The tasks:
1. In the news article about Boris Johnson's "steel condom" remark, what does Ruth Davidson say Johnson meant by the phrase? Answer in one to three sentences.
2. According to the news article about Boris Johnson, in what year did he resign as foreign secretary?
3. From the news article about Boris Johnson, reproduce everything from "Meeting her in" down to "weeks at No 10.", swapping "Slovenia" for "Croatia".
** Begin Excerpt provided **
Boris Johnson complained £145,000 job was like being stuck inside ‘steel condom’
Johnson did not like Foreign Office officials trying to stop him from making controversial comments, says senior Tory peer
Boris Johnson complained about his £145,000 job as foreign secretary feeling like imprisonment inside “a steel condom”, according to former Scottish Conservative leader Ruth Davidson.
Mr Johnson resigned in 2018 over Theresa May’s Brexit plans – but not before first attracting criticism for comments Richard Ratcliffe said “enabled a propaganda campaign” against his wife Nazanin while held in Tehran.
“He once described being foreign secretary to me as like being enclosed in a steel condom. I found it odd because I hadn’t asked him,” Baroness Davidson told broadcaster Iain Dale at an Edinburgh Fringe event.
“I think he meant the amount of attention he had from civil servants to make sure he didn’t say anything – imprisoned in a steel condom is what he said,” the Tory peer said.
Davidson added: “I’ve never heard that as a phrase... it would certainly affect performance, but this is not my area of expertise as I think you’ve already covered.”
Johnson wrongly told a parliamentary committee as foreign secretary in 2017 that Nazanin Zaghari-Ratcliffe had been training journalists in Iran.
Meeting her in May after her release, the PM made no apology after she told him that she had “lived in the shadow of his words” during years in an Iranian jail.
Davidson’s comments come as Mr Johnson, back at work this week after a holiday in Slovenia, faces pressure to act on the cost of living crisis during his final weeks at No 10.
Former Labour PM Gordon Brown and CBI director-general Tony Danker have said Johnson should meet with Tory leadership candidates.
** End Excerpt provided **
** Begin Dataset excerpts **
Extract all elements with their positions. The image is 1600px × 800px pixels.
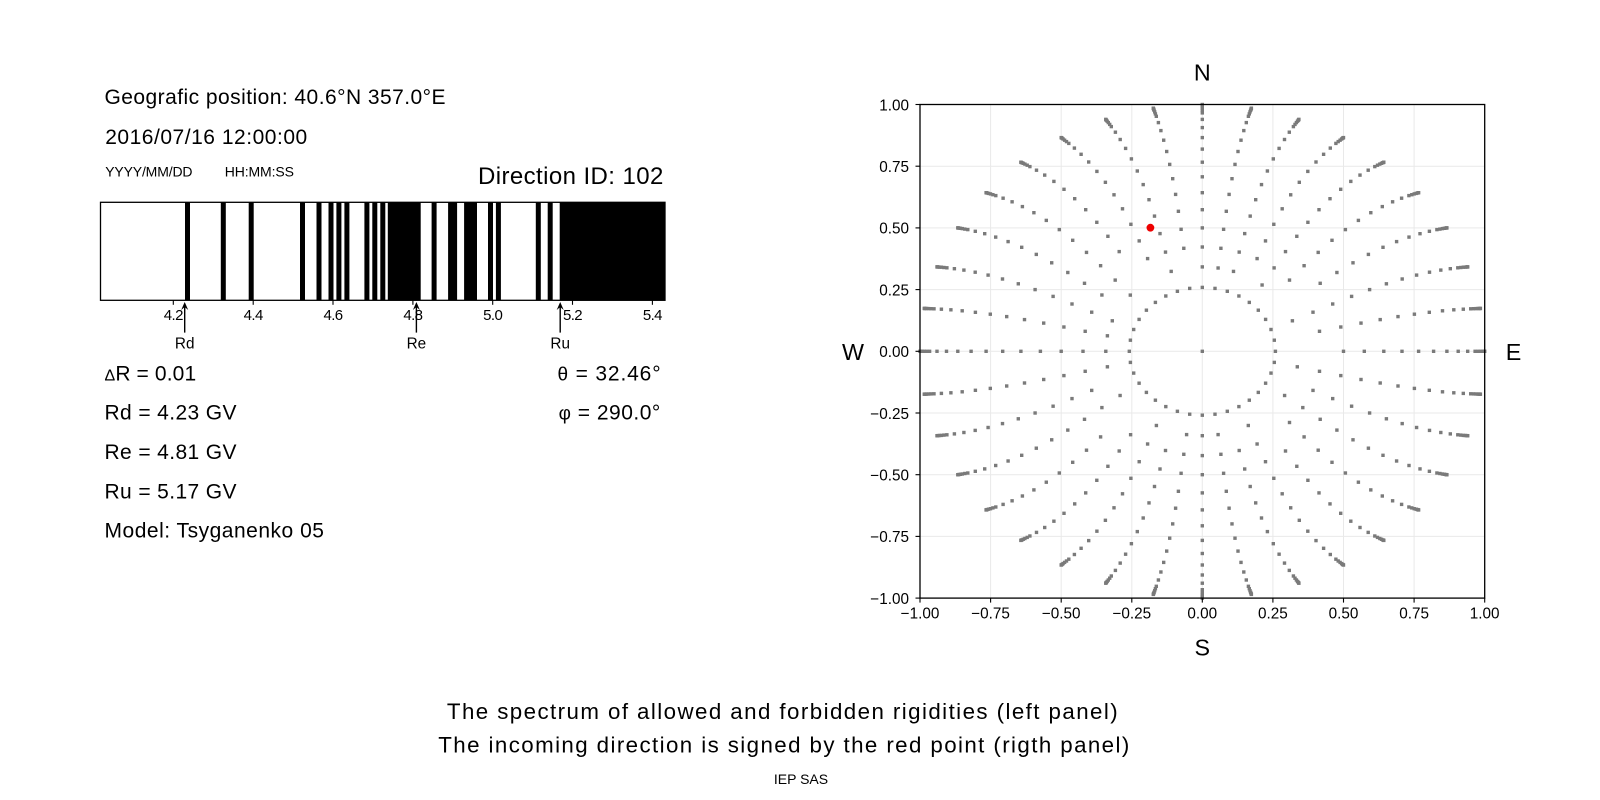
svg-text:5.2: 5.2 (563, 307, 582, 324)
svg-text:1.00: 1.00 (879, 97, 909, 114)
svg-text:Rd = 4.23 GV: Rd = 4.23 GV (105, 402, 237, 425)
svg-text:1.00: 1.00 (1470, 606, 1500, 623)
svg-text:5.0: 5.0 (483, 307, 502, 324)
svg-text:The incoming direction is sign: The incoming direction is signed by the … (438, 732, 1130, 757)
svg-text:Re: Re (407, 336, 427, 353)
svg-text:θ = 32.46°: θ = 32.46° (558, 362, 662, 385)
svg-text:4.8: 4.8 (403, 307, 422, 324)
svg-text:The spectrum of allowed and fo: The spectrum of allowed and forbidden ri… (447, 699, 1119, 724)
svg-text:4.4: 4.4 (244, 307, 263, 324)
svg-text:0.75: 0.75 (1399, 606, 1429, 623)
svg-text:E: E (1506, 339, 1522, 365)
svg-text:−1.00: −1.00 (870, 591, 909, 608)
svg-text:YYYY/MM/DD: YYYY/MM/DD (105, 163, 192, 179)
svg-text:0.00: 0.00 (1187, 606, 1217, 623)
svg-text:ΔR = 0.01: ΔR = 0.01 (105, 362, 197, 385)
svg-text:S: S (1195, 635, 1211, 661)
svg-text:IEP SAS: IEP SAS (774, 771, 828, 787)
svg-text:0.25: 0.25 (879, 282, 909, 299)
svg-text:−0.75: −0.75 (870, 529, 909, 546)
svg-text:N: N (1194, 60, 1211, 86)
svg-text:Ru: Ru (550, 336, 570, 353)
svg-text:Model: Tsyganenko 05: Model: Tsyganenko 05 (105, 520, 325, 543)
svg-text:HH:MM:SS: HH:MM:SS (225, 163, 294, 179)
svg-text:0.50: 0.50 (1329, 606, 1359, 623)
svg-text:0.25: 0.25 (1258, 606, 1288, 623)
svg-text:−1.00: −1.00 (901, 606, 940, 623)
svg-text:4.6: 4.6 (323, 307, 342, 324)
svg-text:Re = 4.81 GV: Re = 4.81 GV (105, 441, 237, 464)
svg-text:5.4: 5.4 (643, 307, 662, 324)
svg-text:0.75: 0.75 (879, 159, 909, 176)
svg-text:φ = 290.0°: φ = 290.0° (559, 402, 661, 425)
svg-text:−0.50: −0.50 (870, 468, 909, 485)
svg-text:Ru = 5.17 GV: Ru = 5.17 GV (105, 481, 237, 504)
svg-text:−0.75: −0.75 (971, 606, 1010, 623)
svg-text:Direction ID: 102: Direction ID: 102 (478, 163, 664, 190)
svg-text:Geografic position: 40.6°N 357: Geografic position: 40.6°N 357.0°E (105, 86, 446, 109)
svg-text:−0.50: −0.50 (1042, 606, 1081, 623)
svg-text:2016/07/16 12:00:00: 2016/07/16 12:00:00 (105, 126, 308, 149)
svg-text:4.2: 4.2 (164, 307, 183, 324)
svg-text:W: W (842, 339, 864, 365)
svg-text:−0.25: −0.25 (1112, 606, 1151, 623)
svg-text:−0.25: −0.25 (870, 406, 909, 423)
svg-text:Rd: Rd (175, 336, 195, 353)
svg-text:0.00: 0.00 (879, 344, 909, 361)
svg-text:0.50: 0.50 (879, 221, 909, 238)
** End Dataset excerpts **
** Begin Dataset excerpts **
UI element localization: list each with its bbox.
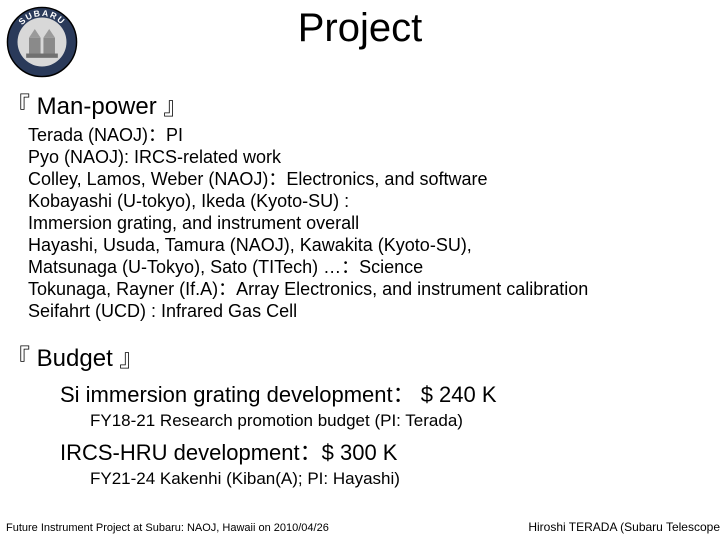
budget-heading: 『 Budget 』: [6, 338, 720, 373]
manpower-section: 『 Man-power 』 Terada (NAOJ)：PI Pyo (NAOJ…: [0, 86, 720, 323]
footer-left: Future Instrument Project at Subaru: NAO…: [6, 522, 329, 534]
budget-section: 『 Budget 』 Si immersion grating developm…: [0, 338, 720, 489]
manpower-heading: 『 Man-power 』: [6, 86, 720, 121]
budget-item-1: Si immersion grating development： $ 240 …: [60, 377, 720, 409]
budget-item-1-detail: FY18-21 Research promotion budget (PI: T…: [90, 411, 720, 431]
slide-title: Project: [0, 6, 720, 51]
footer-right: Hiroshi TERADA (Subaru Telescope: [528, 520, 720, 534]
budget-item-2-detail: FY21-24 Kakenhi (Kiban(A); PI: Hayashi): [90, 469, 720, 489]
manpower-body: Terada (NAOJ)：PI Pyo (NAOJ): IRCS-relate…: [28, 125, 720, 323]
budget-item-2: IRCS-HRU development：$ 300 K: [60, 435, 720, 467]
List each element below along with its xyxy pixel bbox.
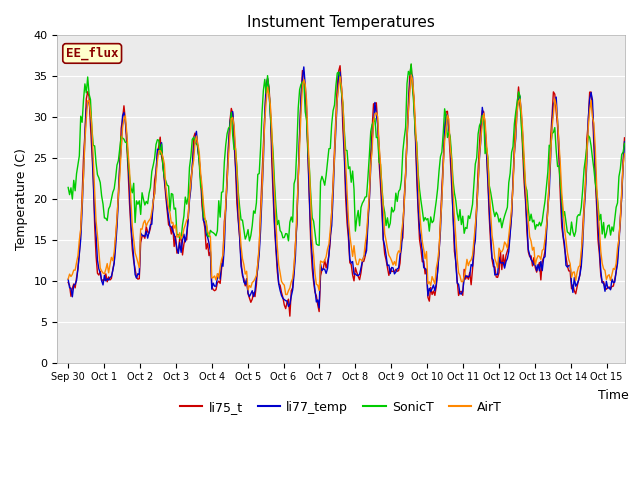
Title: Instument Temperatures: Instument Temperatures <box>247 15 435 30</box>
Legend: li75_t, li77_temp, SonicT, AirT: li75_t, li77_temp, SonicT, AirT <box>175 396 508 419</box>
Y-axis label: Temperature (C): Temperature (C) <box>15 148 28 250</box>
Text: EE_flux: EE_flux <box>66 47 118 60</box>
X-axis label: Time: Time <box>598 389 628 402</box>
** End Dataset excerpts **
** Begin Dataset excerpts **
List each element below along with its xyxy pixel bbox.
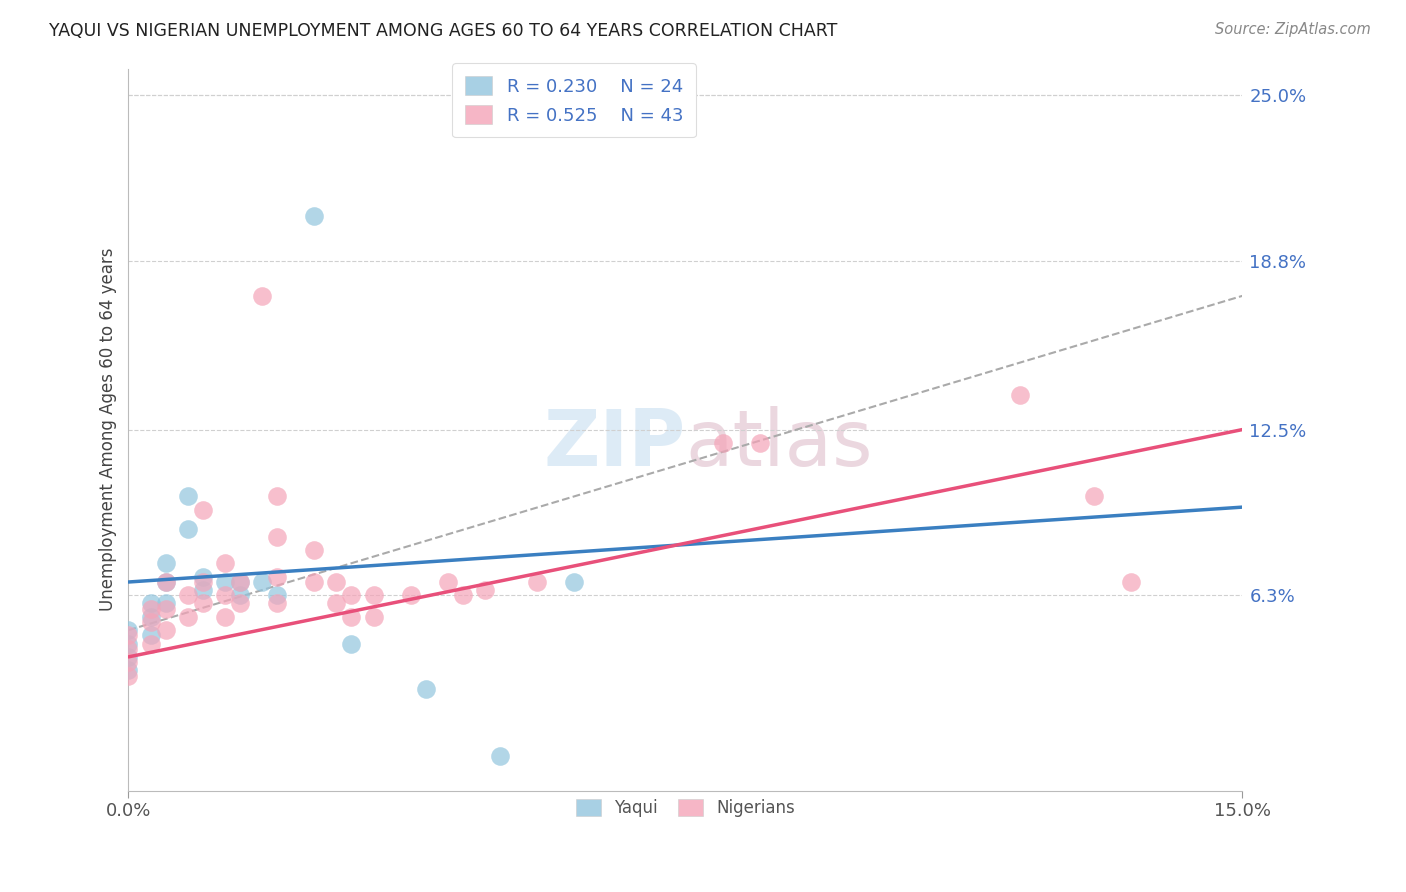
** End Dataset excerpts **
Exercise solutions:
1. Davidson thought Johnson meant the close attention civil servants gave him to make sure he didn't say anything. He felt "imprisoned in a steel condom" because Foreign Office officials were trying to stop him from making controversial comments.

2. 2018

3.
Meeting her in May after her release, the PM made no apology after she told him that she had “lived in the shadow of his words” during years in an Iranian jail.
Davidson’s comments come as Mr Johnson, back at work this week after a holiday in Croatia, faces pressure to act on the cost of living crisis during his final weeks at No 10.